[EXERCISE DATA]:
-.-.-

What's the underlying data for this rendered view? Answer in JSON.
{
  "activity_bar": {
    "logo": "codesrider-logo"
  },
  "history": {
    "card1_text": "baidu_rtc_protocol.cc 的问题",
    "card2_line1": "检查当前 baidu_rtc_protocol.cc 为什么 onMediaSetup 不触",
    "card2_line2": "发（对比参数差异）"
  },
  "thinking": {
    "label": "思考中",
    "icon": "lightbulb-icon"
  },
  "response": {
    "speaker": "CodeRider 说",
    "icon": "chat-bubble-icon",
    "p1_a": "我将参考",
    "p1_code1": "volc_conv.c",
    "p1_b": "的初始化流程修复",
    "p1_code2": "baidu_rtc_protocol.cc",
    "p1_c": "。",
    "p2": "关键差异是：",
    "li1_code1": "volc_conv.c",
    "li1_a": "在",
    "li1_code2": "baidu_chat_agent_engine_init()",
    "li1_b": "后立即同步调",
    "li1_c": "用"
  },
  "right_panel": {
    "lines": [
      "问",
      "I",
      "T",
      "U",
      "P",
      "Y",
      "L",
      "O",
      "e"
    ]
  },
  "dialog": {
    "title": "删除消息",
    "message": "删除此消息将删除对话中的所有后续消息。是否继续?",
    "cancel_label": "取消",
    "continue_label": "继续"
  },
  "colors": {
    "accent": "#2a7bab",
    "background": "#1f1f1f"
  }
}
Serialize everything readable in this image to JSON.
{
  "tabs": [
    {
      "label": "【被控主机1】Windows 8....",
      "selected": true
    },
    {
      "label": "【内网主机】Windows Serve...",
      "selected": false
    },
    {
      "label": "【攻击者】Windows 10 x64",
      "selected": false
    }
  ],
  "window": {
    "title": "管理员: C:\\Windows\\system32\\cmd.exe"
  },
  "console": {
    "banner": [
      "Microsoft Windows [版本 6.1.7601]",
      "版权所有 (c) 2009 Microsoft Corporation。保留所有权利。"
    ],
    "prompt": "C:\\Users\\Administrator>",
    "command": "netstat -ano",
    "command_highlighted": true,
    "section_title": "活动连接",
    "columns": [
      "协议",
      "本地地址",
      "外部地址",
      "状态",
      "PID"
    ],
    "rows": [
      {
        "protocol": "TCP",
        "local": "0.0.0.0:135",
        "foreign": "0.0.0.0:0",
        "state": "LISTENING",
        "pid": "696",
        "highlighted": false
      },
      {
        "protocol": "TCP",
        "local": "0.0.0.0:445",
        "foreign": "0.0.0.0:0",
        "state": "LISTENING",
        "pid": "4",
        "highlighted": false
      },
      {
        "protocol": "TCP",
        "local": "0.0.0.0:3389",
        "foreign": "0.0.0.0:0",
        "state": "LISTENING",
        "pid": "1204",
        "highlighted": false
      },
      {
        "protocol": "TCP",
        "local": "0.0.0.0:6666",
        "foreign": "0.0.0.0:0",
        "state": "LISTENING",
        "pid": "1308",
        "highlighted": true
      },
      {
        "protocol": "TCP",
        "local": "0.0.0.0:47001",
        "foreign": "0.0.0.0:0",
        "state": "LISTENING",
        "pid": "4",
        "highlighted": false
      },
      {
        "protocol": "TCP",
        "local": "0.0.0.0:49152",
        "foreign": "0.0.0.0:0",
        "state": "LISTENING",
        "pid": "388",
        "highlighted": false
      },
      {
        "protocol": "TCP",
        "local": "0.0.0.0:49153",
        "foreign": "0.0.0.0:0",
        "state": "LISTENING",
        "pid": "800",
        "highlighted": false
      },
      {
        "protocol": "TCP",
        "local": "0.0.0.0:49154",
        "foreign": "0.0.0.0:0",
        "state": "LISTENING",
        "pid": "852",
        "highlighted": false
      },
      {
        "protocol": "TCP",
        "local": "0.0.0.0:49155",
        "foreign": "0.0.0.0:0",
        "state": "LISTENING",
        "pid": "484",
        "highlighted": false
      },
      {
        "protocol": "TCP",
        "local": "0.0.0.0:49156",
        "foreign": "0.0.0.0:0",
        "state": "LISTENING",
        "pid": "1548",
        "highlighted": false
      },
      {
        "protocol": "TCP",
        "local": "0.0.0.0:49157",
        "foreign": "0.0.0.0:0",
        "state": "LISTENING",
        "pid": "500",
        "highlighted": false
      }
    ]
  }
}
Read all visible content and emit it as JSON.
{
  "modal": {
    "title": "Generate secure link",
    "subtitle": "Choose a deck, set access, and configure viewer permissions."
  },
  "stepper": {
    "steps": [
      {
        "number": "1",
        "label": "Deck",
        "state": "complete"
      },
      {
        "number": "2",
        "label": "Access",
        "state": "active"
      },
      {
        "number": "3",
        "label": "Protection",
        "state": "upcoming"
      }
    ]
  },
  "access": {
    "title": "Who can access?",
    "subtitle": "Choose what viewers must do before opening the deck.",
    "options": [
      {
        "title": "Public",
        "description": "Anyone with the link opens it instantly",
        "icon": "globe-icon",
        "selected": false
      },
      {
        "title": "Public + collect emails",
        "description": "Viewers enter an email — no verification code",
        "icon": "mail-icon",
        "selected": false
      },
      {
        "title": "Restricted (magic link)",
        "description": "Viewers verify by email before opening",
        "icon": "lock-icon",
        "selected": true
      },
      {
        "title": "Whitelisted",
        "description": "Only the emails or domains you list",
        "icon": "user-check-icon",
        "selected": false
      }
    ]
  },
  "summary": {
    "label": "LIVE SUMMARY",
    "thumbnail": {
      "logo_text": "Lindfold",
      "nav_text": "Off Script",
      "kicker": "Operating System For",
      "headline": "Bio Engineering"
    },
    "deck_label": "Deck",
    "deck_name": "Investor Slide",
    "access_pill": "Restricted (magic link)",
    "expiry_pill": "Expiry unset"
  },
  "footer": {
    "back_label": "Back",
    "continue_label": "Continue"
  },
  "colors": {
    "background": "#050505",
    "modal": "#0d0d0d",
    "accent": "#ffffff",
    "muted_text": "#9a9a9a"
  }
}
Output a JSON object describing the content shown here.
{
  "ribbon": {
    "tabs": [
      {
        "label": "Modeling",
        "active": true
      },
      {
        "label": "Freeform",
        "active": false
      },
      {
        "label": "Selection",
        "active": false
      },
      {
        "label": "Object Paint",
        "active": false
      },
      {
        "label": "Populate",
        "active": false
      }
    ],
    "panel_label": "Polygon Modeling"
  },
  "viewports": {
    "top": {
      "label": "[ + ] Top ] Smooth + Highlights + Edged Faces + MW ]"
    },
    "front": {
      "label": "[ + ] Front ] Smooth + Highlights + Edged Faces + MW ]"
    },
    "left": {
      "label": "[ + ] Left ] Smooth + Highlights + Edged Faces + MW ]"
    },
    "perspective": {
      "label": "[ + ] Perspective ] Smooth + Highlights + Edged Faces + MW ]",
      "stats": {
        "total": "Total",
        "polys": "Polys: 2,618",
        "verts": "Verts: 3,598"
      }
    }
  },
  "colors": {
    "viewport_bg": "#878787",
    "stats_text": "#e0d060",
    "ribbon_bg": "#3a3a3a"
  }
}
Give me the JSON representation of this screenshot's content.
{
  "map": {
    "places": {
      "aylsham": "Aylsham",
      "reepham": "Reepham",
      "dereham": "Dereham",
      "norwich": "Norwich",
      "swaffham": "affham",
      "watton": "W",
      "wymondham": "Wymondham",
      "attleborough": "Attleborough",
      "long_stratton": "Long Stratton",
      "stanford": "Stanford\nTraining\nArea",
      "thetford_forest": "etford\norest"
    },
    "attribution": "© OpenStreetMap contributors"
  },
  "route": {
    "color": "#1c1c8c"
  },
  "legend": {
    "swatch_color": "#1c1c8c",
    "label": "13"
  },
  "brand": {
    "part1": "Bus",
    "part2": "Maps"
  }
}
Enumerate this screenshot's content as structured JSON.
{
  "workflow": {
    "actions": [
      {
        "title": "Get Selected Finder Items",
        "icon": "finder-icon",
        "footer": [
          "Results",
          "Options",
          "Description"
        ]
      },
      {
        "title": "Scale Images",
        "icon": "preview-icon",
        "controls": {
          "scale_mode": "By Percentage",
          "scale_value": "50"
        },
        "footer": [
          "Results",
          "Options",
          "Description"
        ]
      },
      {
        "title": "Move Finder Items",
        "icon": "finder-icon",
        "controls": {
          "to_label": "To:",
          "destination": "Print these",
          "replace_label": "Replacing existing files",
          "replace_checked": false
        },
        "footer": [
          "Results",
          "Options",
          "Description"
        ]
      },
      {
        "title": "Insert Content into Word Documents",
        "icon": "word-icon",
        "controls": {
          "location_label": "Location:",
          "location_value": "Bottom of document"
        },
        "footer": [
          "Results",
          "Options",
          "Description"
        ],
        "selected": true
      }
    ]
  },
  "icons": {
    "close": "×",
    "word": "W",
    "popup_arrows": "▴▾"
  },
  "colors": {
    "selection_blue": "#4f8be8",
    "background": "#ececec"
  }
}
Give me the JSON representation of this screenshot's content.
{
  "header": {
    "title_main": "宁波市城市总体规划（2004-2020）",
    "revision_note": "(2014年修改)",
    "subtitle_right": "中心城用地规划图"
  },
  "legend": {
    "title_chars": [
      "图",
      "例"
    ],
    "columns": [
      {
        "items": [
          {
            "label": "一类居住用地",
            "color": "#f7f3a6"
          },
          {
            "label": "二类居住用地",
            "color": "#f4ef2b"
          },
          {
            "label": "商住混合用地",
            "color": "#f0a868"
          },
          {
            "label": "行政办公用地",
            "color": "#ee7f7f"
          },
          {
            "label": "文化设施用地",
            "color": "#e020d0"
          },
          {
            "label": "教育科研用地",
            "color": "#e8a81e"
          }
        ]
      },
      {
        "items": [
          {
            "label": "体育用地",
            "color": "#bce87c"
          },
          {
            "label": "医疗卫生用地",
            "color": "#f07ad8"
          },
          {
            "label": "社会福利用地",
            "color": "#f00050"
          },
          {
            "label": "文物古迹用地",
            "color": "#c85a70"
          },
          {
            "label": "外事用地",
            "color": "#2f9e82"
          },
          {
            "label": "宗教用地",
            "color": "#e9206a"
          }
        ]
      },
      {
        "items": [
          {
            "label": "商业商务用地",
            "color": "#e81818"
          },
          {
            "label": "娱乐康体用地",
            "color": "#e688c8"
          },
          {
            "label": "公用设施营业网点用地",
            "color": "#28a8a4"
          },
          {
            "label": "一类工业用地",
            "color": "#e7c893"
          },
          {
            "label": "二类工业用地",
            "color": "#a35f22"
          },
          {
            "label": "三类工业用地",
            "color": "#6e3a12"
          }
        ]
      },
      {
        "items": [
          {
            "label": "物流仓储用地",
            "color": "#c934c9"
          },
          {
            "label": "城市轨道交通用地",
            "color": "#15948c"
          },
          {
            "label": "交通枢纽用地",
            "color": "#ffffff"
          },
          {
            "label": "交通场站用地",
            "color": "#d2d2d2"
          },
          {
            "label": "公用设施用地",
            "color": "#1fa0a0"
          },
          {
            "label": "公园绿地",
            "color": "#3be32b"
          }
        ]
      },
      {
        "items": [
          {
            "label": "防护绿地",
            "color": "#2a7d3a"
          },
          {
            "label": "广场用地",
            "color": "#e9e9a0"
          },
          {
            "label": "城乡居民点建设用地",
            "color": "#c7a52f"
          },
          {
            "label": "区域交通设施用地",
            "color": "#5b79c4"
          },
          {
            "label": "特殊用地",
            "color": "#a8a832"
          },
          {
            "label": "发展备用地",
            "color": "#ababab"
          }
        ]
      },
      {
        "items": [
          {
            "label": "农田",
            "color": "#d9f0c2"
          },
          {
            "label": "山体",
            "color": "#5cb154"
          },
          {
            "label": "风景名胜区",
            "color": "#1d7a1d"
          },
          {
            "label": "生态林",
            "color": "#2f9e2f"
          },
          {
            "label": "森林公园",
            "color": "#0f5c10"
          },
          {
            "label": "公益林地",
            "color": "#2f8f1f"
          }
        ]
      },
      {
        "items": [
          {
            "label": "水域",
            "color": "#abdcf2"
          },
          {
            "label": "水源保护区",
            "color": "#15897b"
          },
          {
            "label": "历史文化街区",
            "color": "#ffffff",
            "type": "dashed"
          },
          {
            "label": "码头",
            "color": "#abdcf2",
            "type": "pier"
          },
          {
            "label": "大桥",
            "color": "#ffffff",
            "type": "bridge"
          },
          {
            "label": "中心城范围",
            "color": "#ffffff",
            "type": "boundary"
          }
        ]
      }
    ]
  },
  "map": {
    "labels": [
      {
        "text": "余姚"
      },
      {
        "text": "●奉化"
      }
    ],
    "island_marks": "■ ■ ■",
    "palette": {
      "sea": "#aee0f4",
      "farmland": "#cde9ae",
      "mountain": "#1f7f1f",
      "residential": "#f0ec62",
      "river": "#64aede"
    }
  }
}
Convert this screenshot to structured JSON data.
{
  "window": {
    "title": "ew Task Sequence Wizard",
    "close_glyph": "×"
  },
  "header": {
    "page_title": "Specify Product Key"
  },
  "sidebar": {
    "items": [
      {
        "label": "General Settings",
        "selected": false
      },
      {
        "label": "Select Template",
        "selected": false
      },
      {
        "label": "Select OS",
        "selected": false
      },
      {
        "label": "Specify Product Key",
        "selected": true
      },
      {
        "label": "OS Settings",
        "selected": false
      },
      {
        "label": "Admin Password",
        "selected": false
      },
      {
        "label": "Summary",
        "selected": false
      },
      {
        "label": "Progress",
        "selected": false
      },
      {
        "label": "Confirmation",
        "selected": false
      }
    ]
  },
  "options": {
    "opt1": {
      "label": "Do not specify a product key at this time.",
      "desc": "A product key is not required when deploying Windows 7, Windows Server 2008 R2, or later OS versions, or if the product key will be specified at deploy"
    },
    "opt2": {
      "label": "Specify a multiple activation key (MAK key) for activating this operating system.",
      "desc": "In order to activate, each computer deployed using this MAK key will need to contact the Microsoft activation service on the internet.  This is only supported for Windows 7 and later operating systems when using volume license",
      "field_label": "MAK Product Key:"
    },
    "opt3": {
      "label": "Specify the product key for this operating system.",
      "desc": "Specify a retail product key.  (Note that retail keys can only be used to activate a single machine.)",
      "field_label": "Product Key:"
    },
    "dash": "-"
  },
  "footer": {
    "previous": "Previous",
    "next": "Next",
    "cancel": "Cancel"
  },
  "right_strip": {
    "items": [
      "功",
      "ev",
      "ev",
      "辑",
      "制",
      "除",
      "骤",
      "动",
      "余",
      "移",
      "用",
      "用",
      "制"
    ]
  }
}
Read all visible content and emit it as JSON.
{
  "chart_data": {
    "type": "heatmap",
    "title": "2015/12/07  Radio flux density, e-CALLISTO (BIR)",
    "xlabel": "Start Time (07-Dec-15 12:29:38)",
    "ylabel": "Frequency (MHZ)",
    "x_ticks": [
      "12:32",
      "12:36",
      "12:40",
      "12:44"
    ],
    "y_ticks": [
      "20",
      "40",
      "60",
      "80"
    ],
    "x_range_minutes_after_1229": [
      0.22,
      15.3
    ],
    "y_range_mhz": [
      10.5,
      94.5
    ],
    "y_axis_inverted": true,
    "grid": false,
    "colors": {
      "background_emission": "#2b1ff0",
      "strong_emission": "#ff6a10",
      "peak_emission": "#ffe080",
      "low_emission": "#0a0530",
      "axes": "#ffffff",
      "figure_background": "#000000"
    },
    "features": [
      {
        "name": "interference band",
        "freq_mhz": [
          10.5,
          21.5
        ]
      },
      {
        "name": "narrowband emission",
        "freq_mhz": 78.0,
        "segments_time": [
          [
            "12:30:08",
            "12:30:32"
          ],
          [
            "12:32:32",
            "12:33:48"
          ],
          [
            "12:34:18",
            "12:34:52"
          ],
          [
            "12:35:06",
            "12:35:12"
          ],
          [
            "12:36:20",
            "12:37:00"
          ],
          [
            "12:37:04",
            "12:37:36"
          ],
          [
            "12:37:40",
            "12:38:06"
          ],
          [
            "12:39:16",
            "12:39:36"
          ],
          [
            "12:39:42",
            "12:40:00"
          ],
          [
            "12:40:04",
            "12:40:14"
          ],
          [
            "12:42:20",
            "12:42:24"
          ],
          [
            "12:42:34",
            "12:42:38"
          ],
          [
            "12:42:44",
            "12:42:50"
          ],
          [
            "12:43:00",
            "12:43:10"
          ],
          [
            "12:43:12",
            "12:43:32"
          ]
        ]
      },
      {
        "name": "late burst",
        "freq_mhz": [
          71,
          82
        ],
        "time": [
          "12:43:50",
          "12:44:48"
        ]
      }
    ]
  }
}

-.-.-

For the string "Modeling", count the lines of the entries above that include it; answer with the number only.

[IN RESPONSE]: 2